*Goal:* Return the material exactly as supplied, apart from the pictures, which are omitted.

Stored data
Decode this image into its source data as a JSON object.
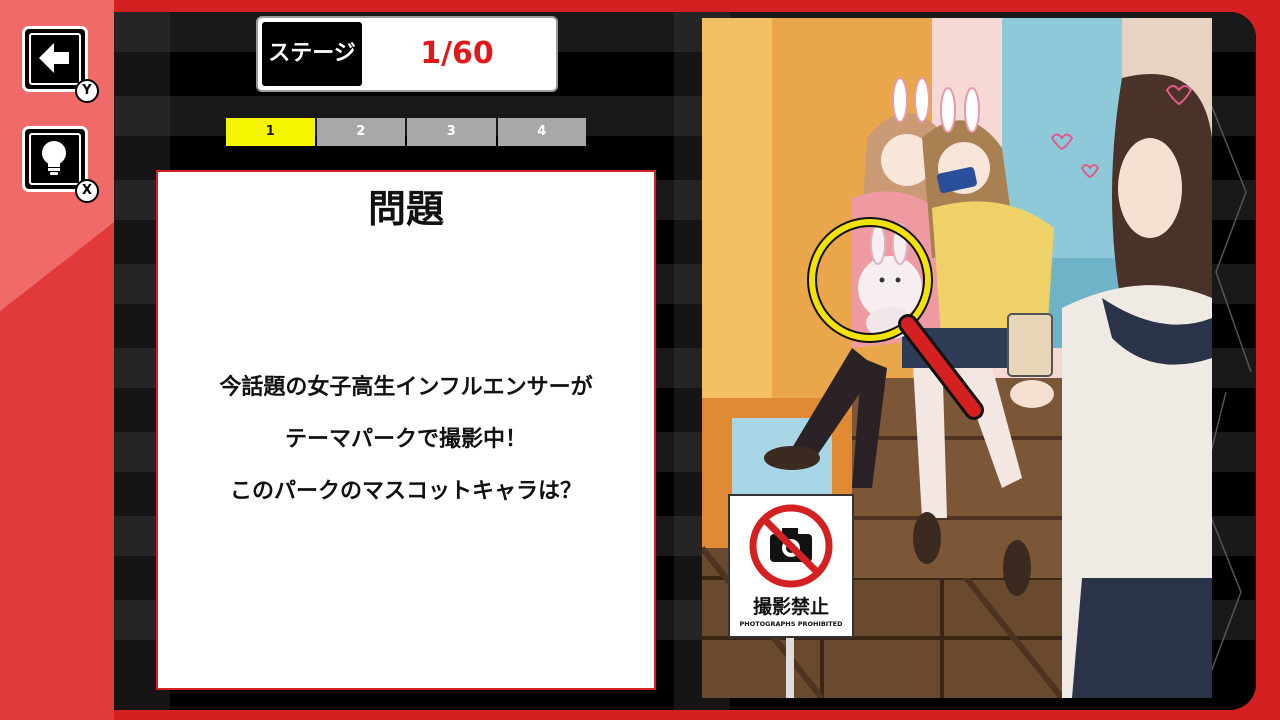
{
  "controls": {
    "back": {
      "icon": "arrow-left-icon",
      "key": "Y"
    },
    "hint": {
      "icon": "lightbulb-icon",
      "key": "X"
    }
  },
  "stage": {
    "label": "ステージ",
    "count": "1/60"
  },
  "tabs": [
    {
      "label": "1",
      "active": true
    },
    {
      "label": "2",
      "active": false
    },
    {
      "label": "3",
      "active": false
    },
    {
      "label": "4",
      "active": false
    }
  ],
  "question": {
    "title": "問題",
    "lines": [
      "今話題の女子高生インフルエンサーが",
      "テーマパークで撮影中！",
      "このパークのマスコットキャラは？"
    ]
  },
  "scene": {
    "sign": {
      "title": "撮影禁止",
      "subtitle": "PHOTOGRAPHS PROHIBITED"
    }
  },
  "colors": {
    "accent_red": "#d42020",
    "tab_active": "#f5f500",
    "tab_inactive": "#a8a8a8",
    "magnifier": "#f2e20a"
  }
}
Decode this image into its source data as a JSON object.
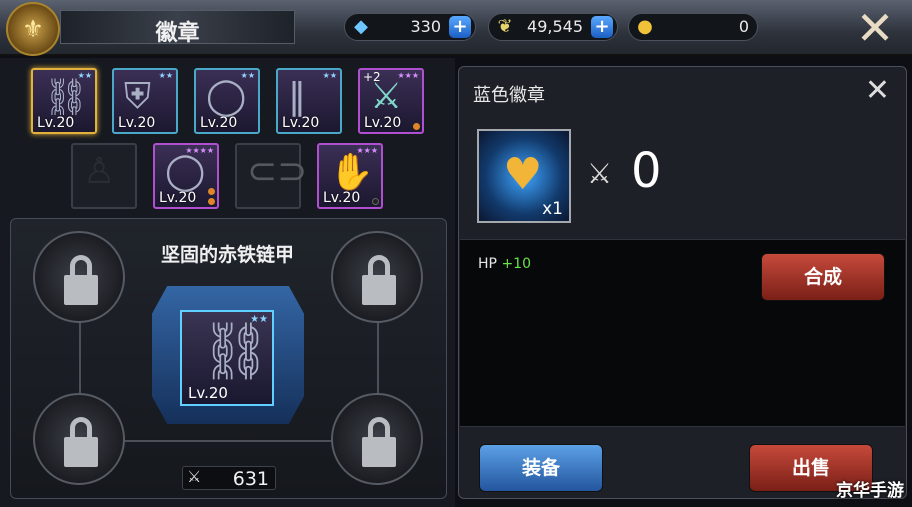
{
  "header": {
    "title": "徽章",
    "emblem_icon": "helmet-crest-icon"
  },
  "currencies": [
    {
      "icon": "diamond-icon",
      "value": "330",
      "has_plus": true
    },
    {
      "icon": "leaf-icon",
      "value": "49,545",
      "has_plus": true
    },
    {
      "icon": "coin-icon",
      "value": "0",
      "has_plus": false
    }
  ],
  "inventory": {
    "row1": [
      {
        "level": "Lv.20",
        "stars": "★★",
        "rarity": "blue",
        "selected": true,
        "item": "armor"
      },
      {
        "level": "Lv.20",
        "stars": "★★",
        "rarity": "blue",
        "item": "armor-plate"
      },
      {
        "level": "Lv.20",
        "stars": "★★",
        "rarity": "blue",
        "item": "ring"
      },
      {
        "level": "Lv.20",
        "stars": "★★",
        "rarity": "blue",
        "item": "greaves"
      },
      {
        "level": "Lv.20",
        "stars": "★★★",
        "rarity": "purple",
        "plus": "+2",
        "item": "weapon"
      }
    ],
    "row2": [
      {
        "level": "",
        "rarity": "empty",
        "item": "silhouette"
      },
      {
        "level": "Lv.20",
        "stars": "★★★★",
        "rarity": "purple",
        "item": "ring"
      },
      {
        "level": "",
        "rarity": "empty",
        "item": "belt"
      },
      {
        "level": "Lv.20",
        "stars": "★★★",
        "rarity": "purple",
        "item": "gloves"
      }
    ]
  },
  "equip": {
    "title": "坚固的赤铁链甲",
    "item_level": "Lv.20",
    "item_stars": "★★",
    "power": "631"
  },
  "detail": {
    "title": "蓝色徽章",
    "badge_qty": "x1",
    "count": "0",
    "stat_label": "HP",
    "stat_value": "+10",
    "combine_label": "合成",
    "equip_label": "装备",
    "sell_label": "出售"
  },
  "watermark": "京华手游",
  "colors": {
    "blue_rarity": "#4aa8c8",
    "purple_rarity": "#b04fd0",
    "selected": "#e2b23c",
    "stat_plus": "#69e24b",
    "btn_red": "#c64a3b",
    "btn_blue": "#5ca0e6"
  }
}
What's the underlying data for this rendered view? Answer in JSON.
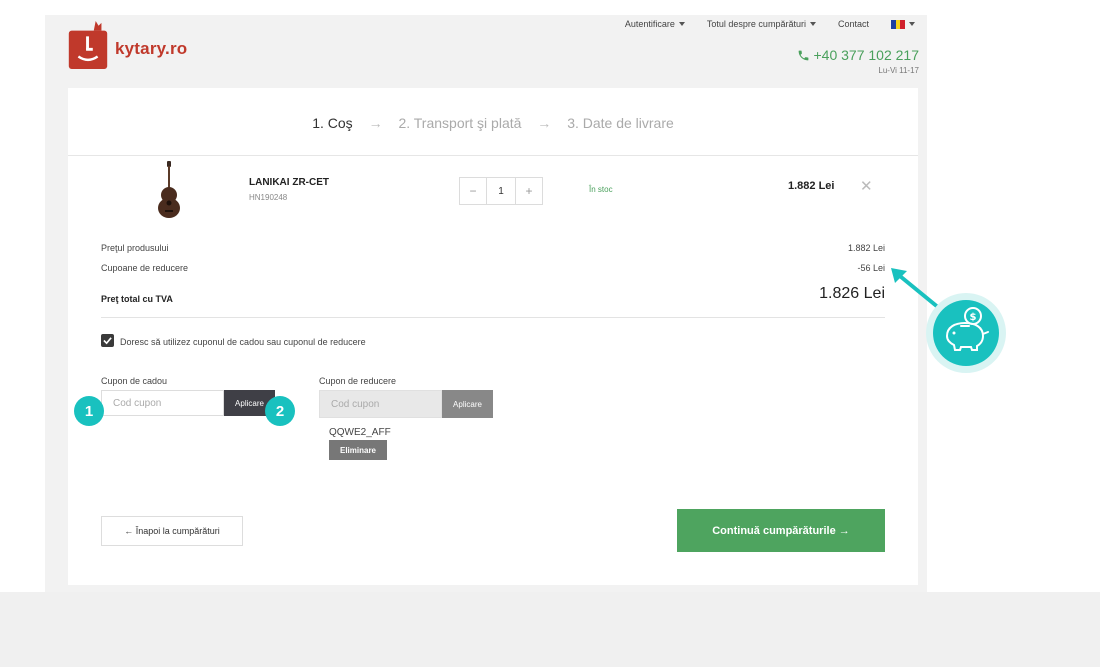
{
  "brand": {
    "name": "kytary.ro",
    "color": "#c0392b"
  },
  "topnav": {
    "login": "Autentificare",
    "shopping_info": "Totul despre cumpărături",
    "contact": "Contact",
    "language": "Română"
  },
  "contact": {
    "phone": "+40 377 102 217",
    "hours": "Lu-Vi 11-17"
  },
  "steps": [
    {
      "label": "1. Coş",
      "active": true
    },
    {
      "label": "2. Transport şi plată",
      "active": false
    },
    {
      "label": "3. Date de livrare",
      "active": false
    }
  ],
  "step_arrow": "→",
  "product": {
    "name": "LANIKAI ZR-CET",
    "code": "HN190248",
    "quantity": "1",
    "qty_minus": "−",
    "qty_plus": "+",
    "stock": "În stoc",
    "price": "1.882 Lei",
    "remove": "✕"
  },
  "summary": {
    "product_price_label": "Preţul produsului",
    "product_price_value": "1.882 Lei",
    "coupons_label": "Cupoane de reducere",
    "coupons_value": "-56 Lei",
    "total_label": "Preţ total cu TVA",
    "total_value": "1.826 Lei"
  },
  "coupon": {
    "checkbox_label": "Doresc să utilizez cuponul de cadou sau cuponul de reducere",
    "checked": true,
    "gift_label": "Cupon de cadou",
    "gift_placeholder": "Cod cupon",
    "gift_apply": "Aplicare",
    "discount_label": "Cupon de reducere",
    "discount_placeholder": "Cod cupon",
    "discount_apply": "Aplicare",
    "applied_code": "QQWE2_AFF",
    "remove_label": "Eliminare"
  },
  "actions": {
    "back": "← Înapoi la cumpărături",
    "continue": "Continuă cumpărăturile →"
  },
  "annotations": {
    "badge_1": "1",
    "badge_2": "2"
  },
  "colors": {
    "accent_green": "#4ea45f",
    "teal": "#19c1bf",
    "brand_red": "#c0392b"
  }
}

*Task solution:*
Decode this image into its source data as a JSON object.
{
  "controls": {
    "back": {
      "icon": "arrow-left-icon",
      "key": "Y"
    },
    "hint": {
      "icon": "lightbulb-icon",
      "key": "X"
    }
  },
  "stage": {
    "label": "ステージ",
    "count": "1/60"
  },
  "tabs": [
    {
      "label": "1",
      "active": true
    },
    {
      "label": "2",
      "active": false
    },
    {
      "label": "3",
      "active": false
    },
    {
      "label": "4",
      "active": false
    }
  ],
  "question": {
    "title": "問題",
    "lines": [
      "今話題の女子高生インフルエンサーが",
      "テーマパークで撮影中！",
      "このパークのマスコットキャラは？"
    ]
  },
  "scene": {
    "sign": {
      "title": "撮影禁止",
      "subtitle": "PHOTOGRAPHS PROHIBITED"
    }
  },
  "colors": {
    "accent_red": "#d42020",
    "tab_active": "#f5f500",
    "tab_inactive": "#a8a8a8",
    "magnifier": "#f2e20a"
  }
}
Decode this image into its source data as a JSON object.
{
  "header": {
    "title": "徽章",
    "emblem_icon": "helmet-crest-icon"
  },
  "currencies": [
    {
      "icon": "diamond-icon",
      "value": "330",
      "has_plus": true
    },
    {
      "icon": "leaf-icon",
      "value": "49,545",
      "has_plus": true
    },
    {
      "icon": "coin-icon",
      "value": "0",
      "has_plus": false
    }
  ],
  "inventory": {
    "row1": [
      {
        "level": "Lv.20",
        "stars": "★★",
        "rarity": "blue",
        "selected": true,
        "item": "armor"
      },
      {
        "level": "Lv.20",
        "stars": "★★",
        "rarity": "blue",
        "item": "armor-plate"
      },
      {
        "level": "Lv.20",
        "stars": "★★",
        "rarity": "blue",
        "item": "ring"
      },
      {
        "level": "Lv.20",
        "stars": "★★",
        "rarity": "blue",
        "item": "greaves"
      },
      {
        "level": "Lv.20",
        "stars": "★★★",
        "rarity": "purple",
        "plus": "+2",
        "item": "weapon"
      }
    ],
    "row2": [
      {
        "level": "",
        "rarity": "empty",
        "item": "silhouette"
      },
      {
        "level": "Lv.20",
        "stars": "★★★★",
        "rarity": "purple",
        "item": "ring"
      },
      {
        "level": "",
        "rarity": "empty",
        "item": "belt"
      },
      {
        "level": "Lv.20",
        "stars": "★★★",
        "rarity": "purple",
        "item": "gloves"
      }
    ]
  },
  "equip": {
    "title": "坚固的赤铁链甲",
    "item_level": "Lv.20",
    "item_stars": "★★",
    "power": "631"
  },
  "detail": {
    "title": "蓝色徽章",
    "badge_qty": "x1",
    "count": "0",
    "stat_label": "HP",
    "stat_value": "+10",
    "combine_label": "合成",
    "equip_label": "装备",
    "sell_label": "出售"
  },
  "watermark": "京华手游",
  "colors": {
    "blue_rarity": "#4aa8c8",
    "purple_rarity": "#b04fd0",
    "selected": "#e2b23c",
    "stat_plus": "#69e24b",
    "btn_red": "#c64a3b",
    "btn_blue": "#5ca0e6"
  }
}
What's the underlying data for this rendered view? Answer in JSON.
{
  "brand": {
    "name": "kytary.ro",
    "color": "#c0392b"
  },
  "topnav": {
    "login": "Autentificare",
    "shopping_info": "Totul despre cumpărături",
    "contact": "Contact",
    "language": "Română"
  },
  "contact": {
    "phone": "+40 377 102 217",
    "hours": "Lu-Vi 11-17"
  },
  "steps": [
    {
      "label": "1. Coş",
      "active": true
    },
    {
      "label": "2. Transport şi plată",
      "active": false
    },
    {
      "label": "3. Date de livrare",
      "active": false
    }
  ],
  "step_arrow": "→",
  "product": {
    "name": "LANIKAI ZR-CET",
    "code": "HN190248",
    "quantity": "1",
    "qty_minus": "−",
    "qty_plus": "+",
    "stock": "În stoc",
    "price": "1.882 Lei",
    "remove": "✕"
  },
  "summary": {
    "product_price_label": "Preţul produsului",
    "product_price_value": "1.882 Lei",
    "coupons_label": "Cupoane de reducere",
    "coupons_value": "-56 Lei",
    "total_label": "Preţ total cu TVA",
    "total_value": "1.826 Lei"
  },
  "coupon": {
    "checkbox_label": "Doresc să utilizez cuponul de cadou sau cuponul de reducere",
    "checked": true,
    "gift_label": "Cupon de cadou",
    "gift_placeholder": "Cod cupon",
    "gift_apply": "Aplicare",
    "discount_label": "Cupon de reducere",
    "discount_placeholder": "Cod cupon",
    "discount_apply": "Aplicare",
    "applied_code": "QQWE2_AFF",
    "remove_label": "Eliminare"
  },
  "actions": {
    "back": "← Înapoi la cumpărături",
    "continue": "Continuă cumpărăturile →"
  },
  "annotations": {
    "badge_1": "1",
    "badge_2": "2"
  },
  "colors": {
    "accent_green": "#4ea45f",
    "teal": "#19c1bf",
    "brand_red": "#c0392b"
  }
}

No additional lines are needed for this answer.